(Figure data in JSON)
** START **

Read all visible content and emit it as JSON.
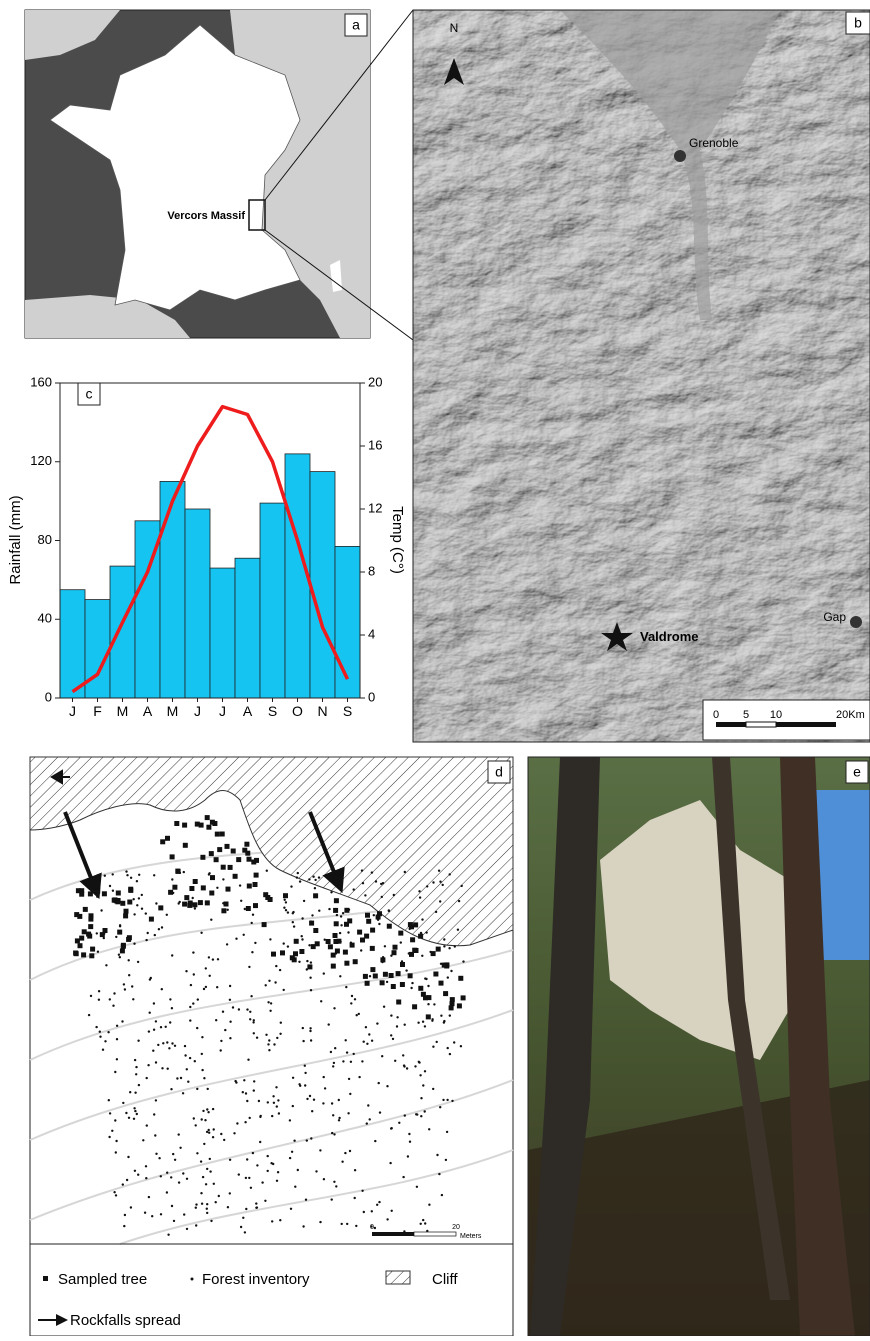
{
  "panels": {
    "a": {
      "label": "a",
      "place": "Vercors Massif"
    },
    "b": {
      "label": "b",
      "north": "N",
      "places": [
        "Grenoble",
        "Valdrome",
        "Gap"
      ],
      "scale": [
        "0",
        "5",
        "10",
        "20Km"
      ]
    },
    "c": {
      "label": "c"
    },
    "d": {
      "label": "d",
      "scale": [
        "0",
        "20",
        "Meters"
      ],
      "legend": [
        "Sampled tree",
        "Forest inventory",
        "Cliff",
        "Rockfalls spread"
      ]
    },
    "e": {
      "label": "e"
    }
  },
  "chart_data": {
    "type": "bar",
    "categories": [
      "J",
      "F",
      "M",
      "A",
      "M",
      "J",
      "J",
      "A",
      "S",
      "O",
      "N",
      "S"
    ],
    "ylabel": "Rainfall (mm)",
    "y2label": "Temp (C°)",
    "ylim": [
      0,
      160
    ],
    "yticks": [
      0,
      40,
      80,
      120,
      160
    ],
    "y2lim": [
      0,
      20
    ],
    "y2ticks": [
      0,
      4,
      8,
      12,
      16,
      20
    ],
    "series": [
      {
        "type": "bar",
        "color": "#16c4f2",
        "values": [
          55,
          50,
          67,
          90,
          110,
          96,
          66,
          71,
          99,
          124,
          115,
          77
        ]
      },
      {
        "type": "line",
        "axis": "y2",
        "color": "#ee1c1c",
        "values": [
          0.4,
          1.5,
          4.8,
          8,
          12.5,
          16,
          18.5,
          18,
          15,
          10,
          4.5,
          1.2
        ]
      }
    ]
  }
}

** END **

[DIRECTIVE]: Reproduce every record word for word. The copy must contain no pictures.

[PROBLEM SOLUTION]:
Read all visible content and emit it as JSON.
{
  "panels": {
    "a": {
      "label": "a",
      "place": "Vercors Massif"
    },
    "b": {
      "label": "b",
      "north": "N",
      "places": [
        "Grenoble",
        "Valdrome",
        "Gap"
      ],
      "scale": [
        "0",
        "5",
        "10",
        "20Km"
      ]
    },
    "c": {
      "label": "c"
    },
    "d": {
      "label": "d",
      "scale": [
        "0",
        "20",
        "Meters"
      ],
      "legend": [
        "Sampled tree",
        "Forest inventory",
        "Cliff",
        "Rockfalls spread"
      ]
    },
    "e": {
      "label": "e"
    }
  },
  "chart_data": {
    "type": "bar",
    "categories": [
      "J",
      "F",
      "M",
      "A",
      "M",
      "J",
      "J",
      "A",
      "S",
      "O",
      "N",
      "S"
    ],
    "ylabel": "Rainfall (mm)",
    "y2label": "Temp (C°)",
    "ylim": [
      0,
      160
    ],
    "yticks": [
      0,
      40,
      80,
      120,
      160
    ],
    "y2lim": [
      0,
      20
    ],
    "y2ticks": [
      0,
      4,
      8,
      12,
      16,
      20
    ],
    "series": [
      {
        "type": "bar",
        "color": "#16c4f2",
        "values": [
          55,
          50,
          67,
          90,
          110,
          96,
          66,
          71,
          99,
          124,
          115,
          77
        ]
      },
      {
        "type": "line",
        "axis": "y2",
        "color": "#ee1c1c",
        "values": [
          0.4,
          1.5,
          4.8,
          8,
          12.5,
          16,
          18.5,
          18,
          15,
          10,
          4.5,
          1.2
        ]
      }
    ]
  }
}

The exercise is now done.